■ **WORK TO COMPLETE**:
Would you transcribe the listing that follows, character for character, and omit its images?

■ **THE RECORDS**:
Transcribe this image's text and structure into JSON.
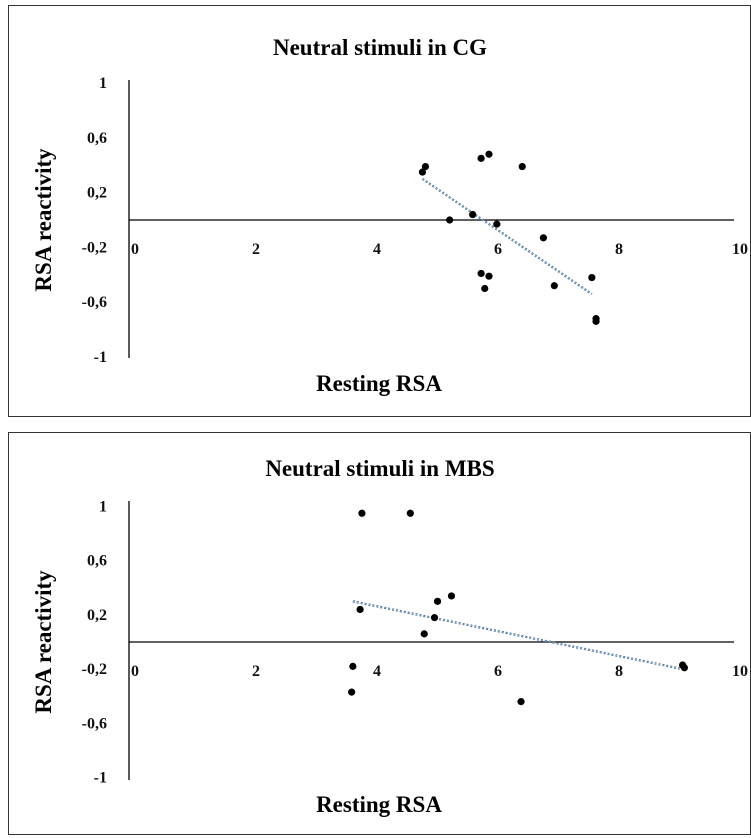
{
  "chart_data": [
    {
      "type": "scatter",
      "title": "Neutral stimuli in CG",
      "xlabel": "Resting RSA",
      "ylabel": "RSA reactivity",
      "xlim": [
        0,
        10
      ],
      "ylim": [
        -1,
        1
      ],
      "xticks": [
        "0",
        "2",
        "4",
        "6",
        "8",
        "10"
      ],
      "yticks": [
        "1",
        "0,6",
        "0,2",
        "-0,2",
        "-0,6",
        "-1"
      ],
      "grid": false,
      "legend": "none",
      "trendline": {
        "style": "dotted",
        "color": "#2c5b8c",
        "x": [
          4.85,
          7.65
        ],
        "y": [
          0.3,
          -0.54
        ]
      },
      "points": [
        {
          "x": 4.85,
          "y": 0.35
        },
        {
          "x": 4.9,
          "y": 0.39
        },
        {
          "x": 5.3,
          "y": 0.0
        },
        {
          "x": 5.68,
          "y": 0.04
        },
        {
          "x": 5.82,
          "y": 0.45
        },
        {
          "x": 5.95,
          "y": 0.48
        },
        {
          "x": 6.08,
          "y": -0.03
        },
        {
          "x": 6.5,
          "y": 0.39
        },
        {
          "x": 6.85,
          "y": -0.13
        },
        {
          "x": 5.82,
          "y": -0.39
        },
        {
          "x": 5.88,
          "y": -0.5
        },
        {
          "x": 5.95,
          "y": -0.41
        },
        {
          "x": 7.03,
          "y": -0.48
        },
        {
          "x": 7.65,
          "y": -0.42
        },
        {
          "x": 7.72,
          "y": -0.72
        },
        {
          "x": 7.72,
          "y": -0.74
        }
      ]
    },
    {
      "type": "scatter",
      "title": "Neutral stimuli in MBS",
      "xlabel": "Resting RSA",
      "ylabel": "RSA reactivity",
      "xlim": [
        0,
        10
      ],
      "ylim": [
        -1,
        1
      ],
      "xticks": [
        "0",
        "2",
        "4",
        "6",
        "8",
        "10"
      ],
      "yticks": [
        "1",
        "0,6",
        "0,2",
        "-0,2",
        "-0,6",
        "-1"
      ],
      "grid": false,
      "legend": "none",
      "trendline": {
        "style": "dotted",
        "color": "#2c5b8c",
        "x": [
          3.7,
          9.15
        ],
        "y": [
          0.3,
          -0.2
        ]
      },
      "points": [
        {
          "x": 3.85,
          "y": 0.95
        },
        {
          "x": 4.65,
          "y": 0.95
        },
        {
          "x": 3.82,
          "y": 0.24
        },
        {
          "x": 3.7,
          "y": -0.18
        },
        {
          "x": 3.68,
          "y": -0.37
        },
        {
          "x": 4.88,
          "y": 0.06
        },
        {
          "x": 5.05,
          "y": 0.18
        },
        {
          "x": 5.1,
          "y": 0.3
        },
        {
          "x": 5.33,
          "y": 0.34
        },
        {
          "x": 6.48,
          "y": -0.44
        },
        {
          "x": 9.15,
          "y": -0.17
        },
        {
          "x": 9.18,
          "y": -0.19
        }
      ]
    }
  ]
}
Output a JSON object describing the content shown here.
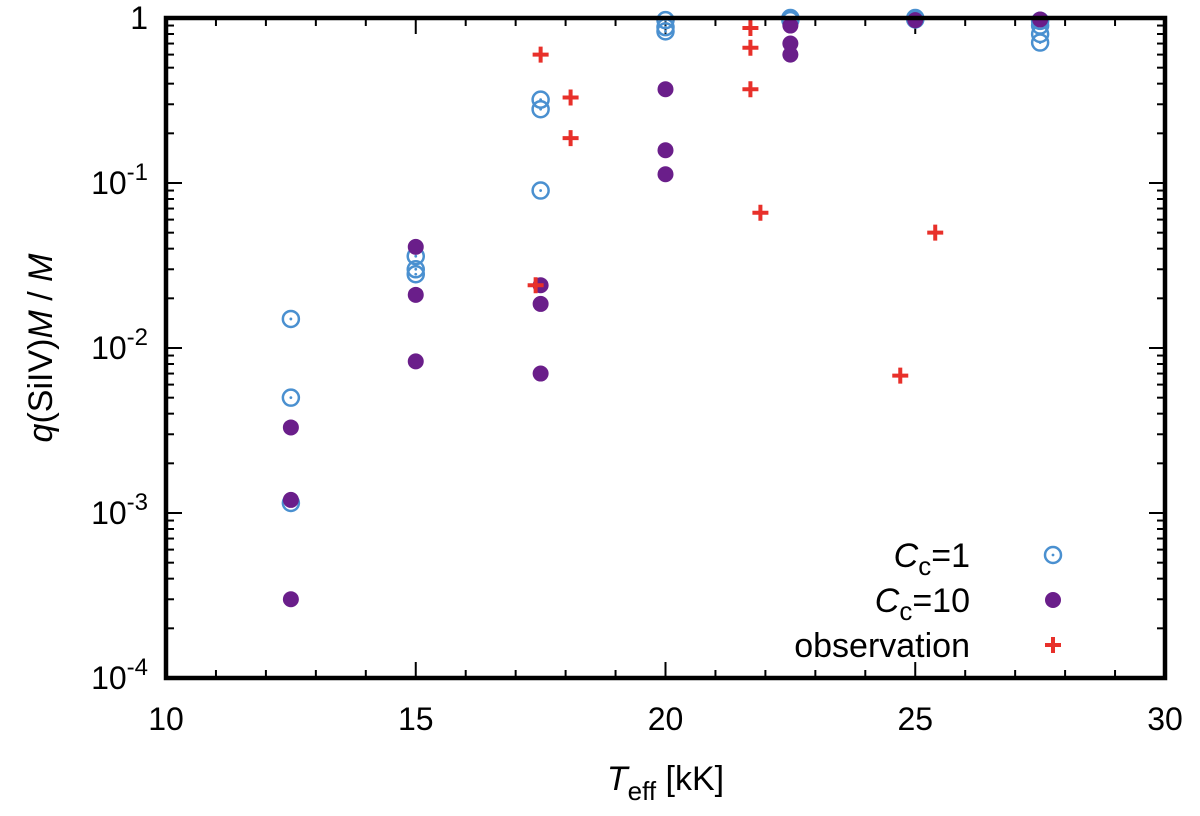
{
  "chart_data": {
    "type": "scatter",
    "xlabel": {
      "main": "T",
      "sub": "eff",
      "unit": "[kK]"
    },
    "ylabel": {
      "q": "q",
      "rest": "(SiIV)",
      "m1": "M",
      "slash": " / ",
      "m2": "M",
      "dot": "·"
    },
    "x_range": [
      10,
      30
    ],
    "y_range": [
      0.0001,
      1
    ],
    "y_scale": "log",
    "x_ticks": [
      10,
      15,
      20,
      25,
      30
    ],
    "x_tick_labels": [
      "10",
      "15",
      "20",
      "25",
      "30"
    ],
    "y_ticks": [
      {
        "value": 0.0001,
        "base": "10",
        "exp": "-4"
      },
      {
        "value": 0.001,
        "base": "10",
        "exp": "-3"
      },
      {
        "value": 0.01,
        "base": "10",
        "exp": "-2"
      },
      {
        "value": 0.1,
        "base": "10",
        "exp": "-1"
      },
      {
        "value": 1,
        "base": "1",
        "exp": ""
      }
    ],
    "legend_position": "bottom-right",
    "series": [
      {
        "name": "Cc=1",
        "legend": {
          "main": "C",
          "sub": "c",
          "rest": "=1"
        },
        "marker": "open-circle",
        "color": "#4a90d0",
        "points": [
          [
            12.5,
            0.015
          ],
          [
            12.5,
            0.005
          ],
          [
            12.5,
            0.00115
          ],
          [
            15,
            0.036
          ],
          [
            15,
            0.03
          ],
          [
            15,
            0.028
          ],
          [
            17.5,
            0.32
          ],
          [
            17.5,
            0.28
          ],
          [
            17.5,
            0.09
          ],
          [
            20,
            0.97
          ],
          [
            20,
            0.88
          ],
          [
            20,
            0.83
          ],
          [
            22.5,
            1.0
          ],
          [
            22.5,
            0.97
          ],
          [
            25,
            1.0
          ],
          [
            25,
            0.98
          ],
          [
            27.5,
            0.96
          ],
          [
            27.5,
            0.9
          ],
          [
            27.5,
            0.8
          ],
          [
            27.5,
            0.71
          ]
        ]
      },
      {
        "name": "Cc=10",
        "legend": {
          "main": "C",
          "sub": "c",
          "rest": "=10"
        },
        "marker": "filled-circle",
        "color": "#6a1e8a",
        "points": [
          [
            12.5,
            0.0033
          ],
          [
            12.5,
            0.0012
          ],
          [
            12.5,
            0.0003
          ],
          [
            15,
            0.041
          ],
          [
            15,
            0.021
          ],
          [
            15,
            0.0083
          ],
          [
            17.5,
            0.024
          ],
          [
            17.5,
            0.0185
          ],
          [
            17.5,
            0.007
          ],
          [
            20,
            0.37
          ],
          [
            20,
            0.158
          ],
          [
            20,
            0.113
          ],
          [
            22.5,
            0.9
          ],
          [
            22.5,
            0.7
          ],
          [
            22.5,
            0.6
          ],
          [
            25,
            0.97
          ],
          [
            27.5,
            0.98
          ]
        ]
      },
      {
        "name": "observation",
        "legend": {
          "main": "observation",
          "sub": "",
          "rest": ""
        },
        "marker": "plus",
        "color": "#e8302a",
        "points": [
          [
            17.5,
            0.6
          ],
          [
            18.1,
            0.33
          ],
          [
            18.1,
            0.187
          ],
          [
            17.4,
            0.024
          ],
          [
            21.7,
            0.87
          ],
          [
            21.7,
            0.66
          ],
          [
            21.7,
            0.37
          ],
          [
            21.9,
            0.066
          ],
          [
            24.7,
            0.0068
          ],
          [
            25.4,
            0.05
          ]
        ]
      }
    ]
  }
}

■ **TASK SOLUTION**:
Transcribe this image's text and structure into JSON.
{
  "chart_data": [
    {
      "type": "scatter",
      "title": "Neutral stimuli in CG",
      "xlabel": "Resting RSA",
      "ylabel": "RSA reactivity",
      "xlim": [
        0,
        10
      ],
      "ylim": [
        -1,
        1
      ],
      "xticks": [
        "0",
        "2",
        "4",
        "6",
        "8",
        "10"
      ],
      "yticks": [
        "1",
        "0,6",
        "0,2",
        "-0,2",
        "-0,6",
        "-1"
      ],
      "grid": false,
      "legend": "none",
      "trendline": {
        "style": "dotted",
        "color": "#2c5b8c",
        "x": [
          4.85,
          7.65
        ],
        "y": [
          0.3,
          -0.54
        ]
      },
      "points": [
        {
          "x": 4.85,
          "y": 0.35
        },
        {
          "x": 4.9,
          "y": 0.39
        },
        {
          "x": 5.3,
          "y": 0.0
        },
        {
          "x": 5.68,
          "y": 0.04
        },
        {
          "x": 5.82,
          "y": 0.45
        },
        {
          "x": 5.95,
          "y": 0.48
        },
        {
          "x": 6.08,
          "y": -0.03
        },
        {
          "x": 6.5,
          "y": 0.39
        },
        {
          "x": 6.85,
          "y": -0.13
        },
        {
          "x": 5.82,
          "y": -0.39
        },
        {
          "x": 5.88,
          "y": -0.5
        },
        {
          "x": 5.95,
          "y": -0.41
        },
        {
          "x": 7.03,
          "y": -0.48
        },
        {
          "x": 7.65,
          "y": -0.42
        },
        {
          "x": 7.72,
          "y": -0.72
        },
        {
          "x": 7.72,
          "y": -0.74
        }
      ]
    },
    {
      "type": "scatter",
      "title": "Neutral stimuli in MBS",
      "xlabel": "Resting RSA",
      "ylabel": "RSA reactivity",
      "xlim": [
        0,
        10
      ],
      "ylim": [
        -1,
        1
      ],
      "xticks": [
        "0",
        "2",
        "4",
        "6",
        "8",
        "10"
      ],
      "yticks": [
        "1",
        "0,6",
        "0,2",
        "-0,2",
        "-0,6",
        "-1"
      ],
      "grid": false,
      "legend": "none",
      "trendline": {
        "style": "dotted",
        "color": "#2c5b8c",
        "x": [
          3.7,
          9.15
        ],
        "y": [
          0.3,
          -0.2
        ]
      },
      "points": [
        {
          "x": 3.85,
          "y": 0.95
        },
        {
          "x": 4.65,
          "y": 0.95
        },
        {
          "x": 3.82,
          "y": 0.24
        },
        {
          "x": 3.7,
          "y": -0.18
        },
        {
          "x": 3.68,
          "y": -0.37
        },
        {
          "x": 4.88,
          "y": 0.06
        },
        {
          "x": 5.05,
          "y": 0.18
        },
        {
          "x": 5.1,
          "y": 0.3
        },
        {
          "x": 5.33,
          "y": 0.34
        },
        {
          "x": 6.48,
          "y": -0.44
        },
        {
          "x": 9.15,
          "y": -0.17
        },
        {
          "x": 9.18,
          "y": -0.19
        }
      ]
    }
  ]
}
Output a JSON object describing the content shown here.
{
  "chart_data": {
    "type": "scatter",
    "xlabel": {
      "main": "T",
      "sub": "eff",
      "unit": "[kK]"
    },
    "ylabel": {
      "q": "q",
      "rest": "(SiIV)",
      "m1": "M",
      "slash": " / ",
      "m2": "M",
      "dot": "·"
    },
    "x_range": [
      10,
      30
    ],
    "y_range": [
      0.0001,
      1
    ],
    "y_scale": "log",
    "x_ticks": [
      10,
      15,
      20,
      25,
      30
    ],
    "x_tick_labels": [
      "10",
      "15",
      "20",
      "25",
      "30"
    ],
    "y_ticks": [
      {
        "value": 0.0001,
        "base": "10",
        "exp": "-4"
      },
      {
        "value": 0.001,
        "base": "10",
        "exp": "-3"
      },
      {
        "value": 0.01,
        "base": "10",
        "exp": "-2"
      },
      {
        "value": 0.1,
        "base": "10",
        "exp": "-1"
      },
      {
        "value": 1,
        "base": "1",
        "exp": ""
      }
    ],
    "legend_position": "bottom-right",
    "series": [
      {
        "name": "Cc=1",
        "legend": {
          "main": "C",
          "sub": "c",
          "rest": "=1"
        },
        "marker": "open-circle",
        "color": "#4a90d0",
        "points": [
          [
            12.5,
            0.015
          ],
          [
            12.5,
            0.005
          ],
          [
            12.5,
            0.00115
          ],
          [
            15,
            0.036
          ],
          [
            15,
            0.03
          ],
          [
            15,
            0.028
          ],
          [
            17.5,
            0.32
          ],
          [
            17.5,
            0.28
          ],
          [
            17.5,
            0.09
          ],
          [
            20,
            0.97
          ],
          [
            20,
            0.88
          ],
          [
            20,
            0.83
          ],
          [
            22.5,
            1.0
          ],
          [
            22.5,
            0.97
          ],
          [
            25,
            1.0
          ],
          [
            25,
            0.98
          ],
          [
            27.5,
            0.96
          ],
          [
            27.5,
            0.9
          ],
          [
            27.5,
            0.8
          ],
          [
            27.5,
            0.71
          ]
        ]
      },
      {
        "name": "Cc=10",
        "legend": {
          "main": "C",
          "sub": "c",
          "rest": "=10"
        },
        "marker": "filled-circle",
        "color": "#6a1e8a",
        "points": [
          [
            12.5,
            0.0033
          ],
          [
            12.5,
            0.0012
          ],
          [
            12.5,
            0.0003
          ],
          [
            15,
            0.041
          ],
          [
            15,
            0.021
          ],
          [
            15,
            0.0083
          ],
          [
            17.5,
            0.024
          ],
          [
            17.5,
            0.0185
          ],
          [
            17.5,
            0.007
          ],
          [
            20,
            0.37
          ],
          [
            20,
            0.158
          ],
          [
            20,
            0.113
          ],
          [
            22.5,
            0.9
          ],
          [
            22.5,
            0.7
          ],
          [
            22.5,
            0.6
          ],
          [
            25,
            0.97
          ],
          [
            27.5,
            0.98
          ]
        ]
      },
      {
        "name": "observation",
        "legend": {
          "main": "observation",
          "sub": "",
          "rest": ""
        },
        "marker": "plus",
        "color": "#e8302a",
        "points": [
          [
            17.5,
            0.6
          ],
          [
            18.1,
            0.33
          ],
          [
            18.1,
            0.187
          ],
          [
            17.4,
            0.024
          ],
          [
            21.7,
            0.87
          ],
          [
            21.7,
            0.66
          ],
          [
            21.7,
            0.37
          ],
          [
            21.9,
            0.066
          ],
          [
            24.7,
            0.0068
          ],
          [
            25.4,
            0.05
          ]
        ]
      }
    ]
  }
}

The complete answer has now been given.